■ **Required work**: Please write out the material below exactly as given.

■ **Supplied entries**:
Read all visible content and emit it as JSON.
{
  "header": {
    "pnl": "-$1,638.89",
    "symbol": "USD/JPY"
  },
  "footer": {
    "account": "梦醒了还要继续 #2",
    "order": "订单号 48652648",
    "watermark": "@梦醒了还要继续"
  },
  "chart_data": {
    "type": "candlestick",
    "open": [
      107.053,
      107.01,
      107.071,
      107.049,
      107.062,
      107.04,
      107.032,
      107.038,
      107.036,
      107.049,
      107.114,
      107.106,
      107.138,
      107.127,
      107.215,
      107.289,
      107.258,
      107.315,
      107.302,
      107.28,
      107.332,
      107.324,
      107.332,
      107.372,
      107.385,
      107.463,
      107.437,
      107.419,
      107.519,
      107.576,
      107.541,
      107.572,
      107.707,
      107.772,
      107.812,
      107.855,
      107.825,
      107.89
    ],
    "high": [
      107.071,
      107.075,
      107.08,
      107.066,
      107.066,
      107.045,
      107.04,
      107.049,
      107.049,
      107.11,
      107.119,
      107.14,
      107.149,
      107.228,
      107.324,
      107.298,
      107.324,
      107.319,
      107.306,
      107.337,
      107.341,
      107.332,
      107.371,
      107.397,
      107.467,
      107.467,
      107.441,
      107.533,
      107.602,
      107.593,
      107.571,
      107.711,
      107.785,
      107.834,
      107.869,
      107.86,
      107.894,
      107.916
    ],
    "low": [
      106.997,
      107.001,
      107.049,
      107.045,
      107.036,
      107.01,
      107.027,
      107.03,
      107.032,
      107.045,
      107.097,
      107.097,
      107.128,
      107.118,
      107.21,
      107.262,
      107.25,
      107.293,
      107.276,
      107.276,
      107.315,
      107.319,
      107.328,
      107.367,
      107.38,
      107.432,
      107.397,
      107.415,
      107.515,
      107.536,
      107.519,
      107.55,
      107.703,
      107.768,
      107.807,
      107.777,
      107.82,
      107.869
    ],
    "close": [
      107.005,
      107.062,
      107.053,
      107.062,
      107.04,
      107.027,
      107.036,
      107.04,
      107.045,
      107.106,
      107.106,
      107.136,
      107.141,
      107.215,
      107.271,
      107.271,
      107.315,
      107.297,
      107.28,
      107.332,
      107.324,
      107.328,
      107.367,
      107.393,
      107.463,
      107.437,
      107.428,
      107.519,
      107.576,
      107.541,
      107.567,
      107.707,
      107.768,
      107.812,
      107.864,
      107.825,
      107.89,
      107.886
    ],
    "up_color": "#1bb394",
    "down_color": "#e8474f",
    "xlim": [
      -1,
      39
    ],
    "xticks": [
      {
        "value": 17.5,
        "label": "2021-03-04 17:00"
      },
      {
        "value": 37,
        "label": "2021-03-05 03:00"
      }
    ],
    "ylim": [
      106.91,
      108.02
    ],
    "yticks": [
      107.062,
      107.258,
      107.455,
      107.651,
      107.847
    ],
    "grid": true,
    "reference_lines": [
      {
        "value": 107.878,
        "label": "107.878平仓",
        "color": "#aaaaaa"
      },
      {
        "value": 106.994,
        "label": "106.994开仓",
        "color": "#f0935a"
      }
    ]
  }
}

■ **The response**:
Read all visible content and emit it as JSON.
{
  "header": {
    "pnl": "-$1,638.89",
    "symbol": "USD/JPY"
  },
  "footer": {
    "account": "梦醒了还要继续 #2",
    "order": "订单号 48652648",
    "watermark": "@梦醒了还要继续"
  },
  "chart_data": {
    "type": "candlestick",
    "open": [
      107.053,
      107.01,
      107.071,
      107.049,
      107.062,
      107.04,
      107.032,
      107.038,
      107.036,
      107.049,
      107.114,
      107.106,
      107.138,
      107.127,
      107.215,
      107.289,
      107.258,
      107.315,
      107.302,
      107.28,
      107.332,
      107.324,
      107.332,
      107.372,
      107.385,
      107.463,
      107.437,
      107.419,
      107.519,
      107.576,
      107.541,
      107.572,
      107.707,
      107.772,
      107.812,
      107.855,
      107.825,
      107.89
    ],
    "high": [
      107.071,
      107.075,
      107.08,
      107.066,
      107.066,
      107.045,
      107.04,
      107.049,
      107.049,
      107.11,
      107.119,
      107.14,
      107.149,
      107.228,
      107.324,
      107.298,
      107.324,
      107.319,
      107.306,
      107.337,
      107.341,
      107.332,
      107.371,
      107.397,
      107.467,
      107.467,
      107.441,
      107.533,
      107.602,
      107.593,
      107.571,
      107.711,
      107.785,
      107.834,
      107.869,
      107.86,
      107.894,
      107.916
    ],
    "low": [
      106.997,
      107.001,
      107.049,
      107.045,
      107.036,
      107.01,
      107.027,
      107.03,
      107.032,
      107.045,
      107.097,
      107.097,
      107.128,
      107.118,
      107.21,
      107.262,
      107.25,
      107.293,
      107.276,
      107.276,
      107.315,
      107.319,
      107.328,
      107.367,
      107.38,
      107.432,
      107.397,
      107.415,
      107.515,
      107.536,
      107.519,
      107.55,
      107.703,
      107.768,
      107.807,
      107.777,
      107.82,
      107.869
    ],
    "close": [
      107.005,
      107.062,
      107.053,
      107.062,
      107.04,
      107.027,
      107.036,
      107.04,
      107.045,
      107.106,
      107.106,
      107.136,
      107.141,
      107.215,
      107.271,
      107.271,
      107.315,
      107.297,
      107.28,
      107.332,
      107.324,
      107.328,
      107.367,
      107.393,
      107.463,
      107.437,
      107.428,
      107.519,
      107.576,
      107.541,
      107.567,
      107.707,
      107.768,
      107.812,
      107.864,
      107.825,
      107.89,
      107.886
    ],
    "up_color": "#1bb394",
    "down_color": "#e8474f",
    "xlim": [
      -1,
      39
    ],
    "xticks": [
      {
        "value": 17.5,
        "label": "2021-03-04 17:00"
      },
      {
        "value": 37,
        "label": "2021-03-05 03:00"
      }
    ],
    "ylim": [
      106.91,
      108.02
    ],
    "yticks": [
      107.062,
      107.258,
      107.455,
      107.651,
      107.847
    ],
    "grid": true,
    "reference_lines": [
      {
        "value": 107.878,
        "label": "107.878平仓",
        "color": "#aaaaaa"
      },
      {
        "value": 106.994,
        "label": "106.994开仓",
        "color": "#f0935a"
      }
    ]
  }
}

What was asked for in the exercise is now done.